[Items from a document page collection]
<<<<
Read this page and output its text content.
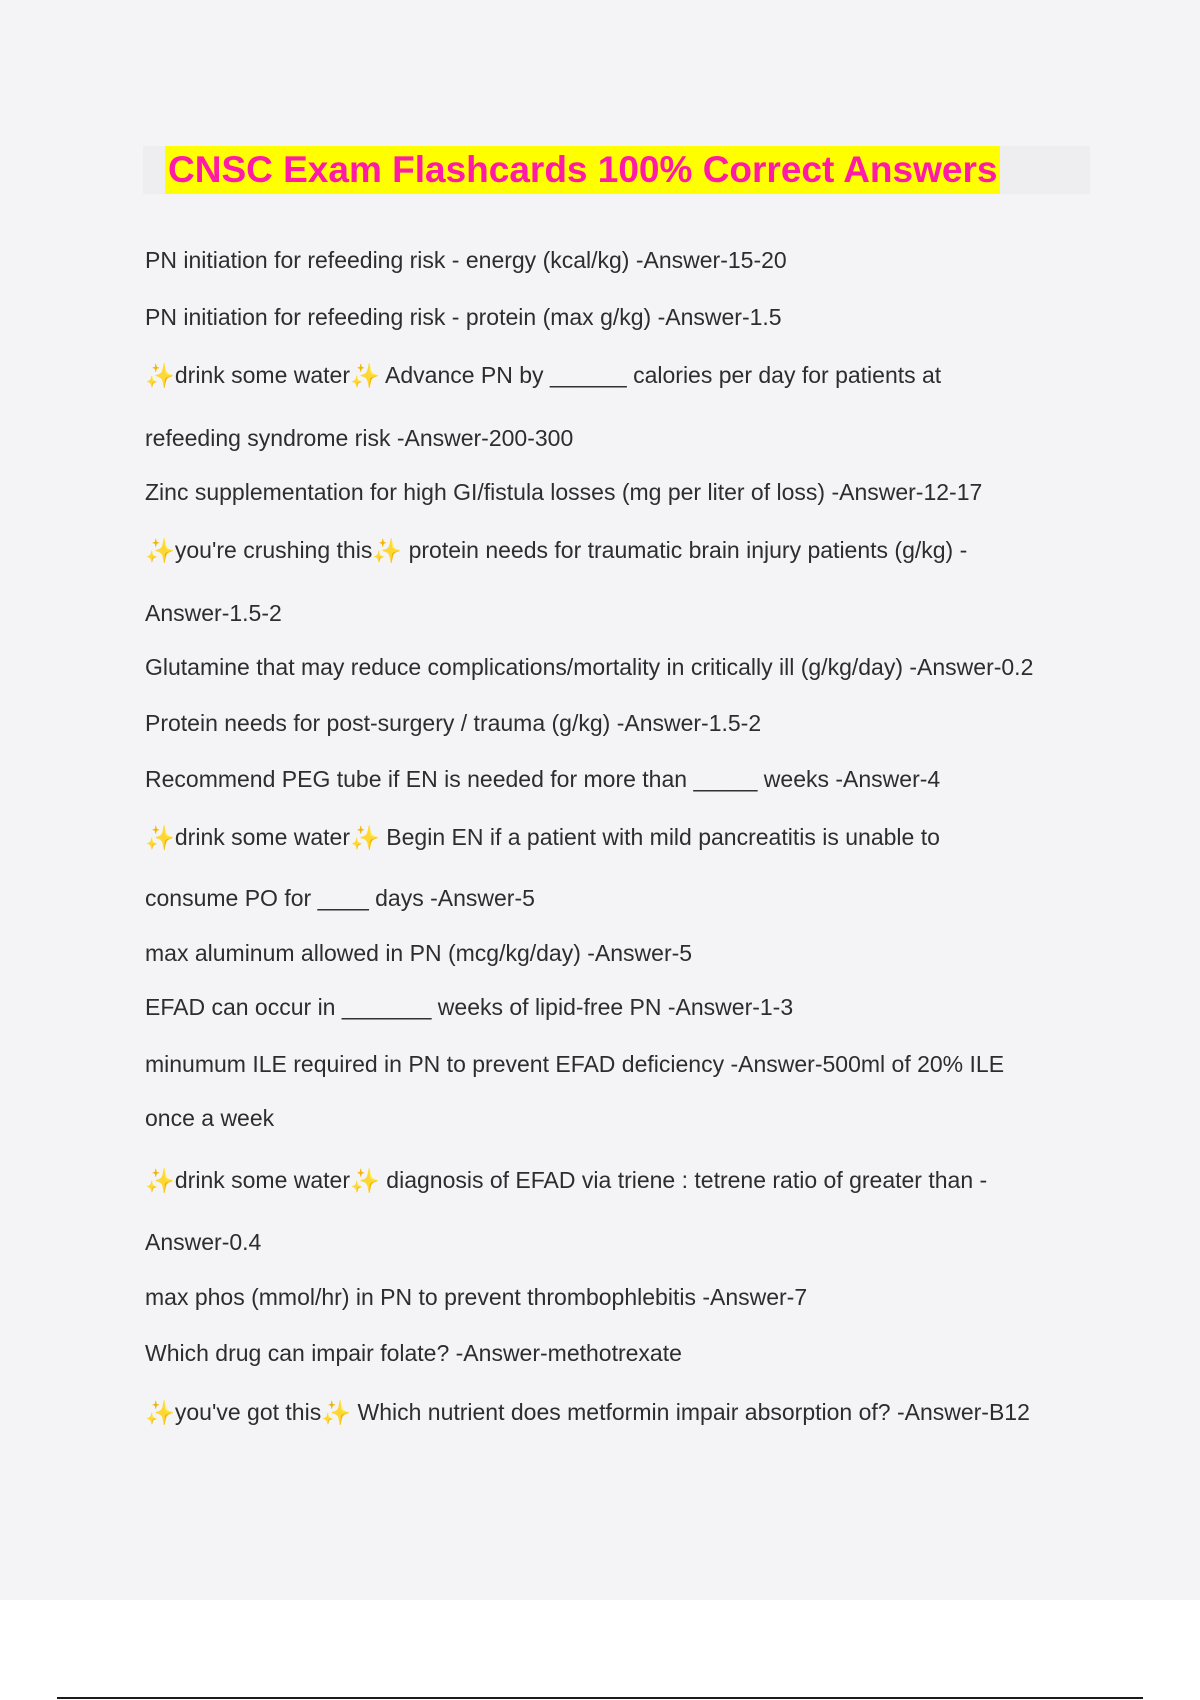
CNSC Exam Flashcards 100% Correct Answers
PN initiation for refeeding risk - energy (kcal/kg) -Answer-15-20
PN initiation for refeeding risk - protein (max g/kg) -Answer-1.5
✨drink some water✨ Advance PN by ______ calories per day for patients at
refeeding syndrome risk -Answer-200-300
Zinc supplementation for high GI/fistula losses (mg per liter of loss) -Answer-12-17
✨you're crushing this✨ protein needs for traumatic brain injury patients (g/kg) -
Answer-1.5-2
Glutamine that may reduce complications/mortality in critically ill (g/kg/day) -Answer-0.2
Protein needs for post-surgery / trauma (g/kg) -Answer-1.5-2
Recommend PEG tube if EN is needed for more than _____ weeks -Answer-4
✨drink some water✨ Begin EN if a patient with mild pancreatitis is unable to
consume PO for ____ days -Answer-5
max aluminum allowed in PN (mcg/kg/day) -Answer-5
EFAD can occur in _______ weeks of lipid-free PN -Answer-1-3
minumum ILE required in PN to prevent EFAD deficiency -Answer-500ml of 20% ILE
once a week
✨drink some water✨ diagnosis of EFAD via triene : tetrene ratio of greater than -
Answer-0.4
max phos (mmol/hr) in PN to prevent thrombophlebitis -Answer-7
Which drug can impair folate? -Answer-methotrexate
✨you've got this✨ Which nutrient does metformin impair absorption of? -Answer-B12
>>>>
**ACTION ITEM:**
Go through the data and return each line where the word "than" appears.

**EXERCISE ANSWER:**
Recommend PEG tube if EN is needed for more than _____ weeks -Answer-4
✨drink some water✨ diagnosis of EFAD via triene : tetrene ratio of greater than -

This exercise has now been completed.